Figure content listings
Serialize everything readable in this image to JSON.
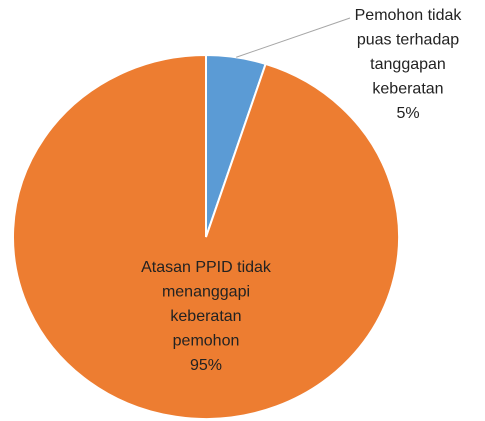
{
  "chart_data": {
    "type": "pie",
    "categories": [
      "Pemohon tidak\npuas terhadap\ntanggapan\nkeberatan",
      "Atasan PPID tidak\nmenanggapi\nkeberatan\npemohon"
    ],
    "values": [
      5,
      95
    ],
    "value_labels": [
      "5%",
      "95%"
    ],
    "colors": [
      "#5b9bd5",
      "#ed7d31"
    ]
  }
}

Set task.
Quote in full the listing given above; the images are to be left out.

Reply to the task.
Serialize everything readable in this image to JSON.
{
  "chart_data": {
    "type": "pie",
    "categories": [
      "Pemohon tidak\npuas terhadap\ntanggapan\nkeberatan",
      "Atasan PPID tidak\nmenanggapi\nkeberatan\npemohon"
    ],
    "values": [
      5,
      95
    ],
    "value_labels": [
      "5%",
      "95%"
    ],
    "colors": [
      "#5b9bd5",
      "#ed7d31"
    ]
  }
}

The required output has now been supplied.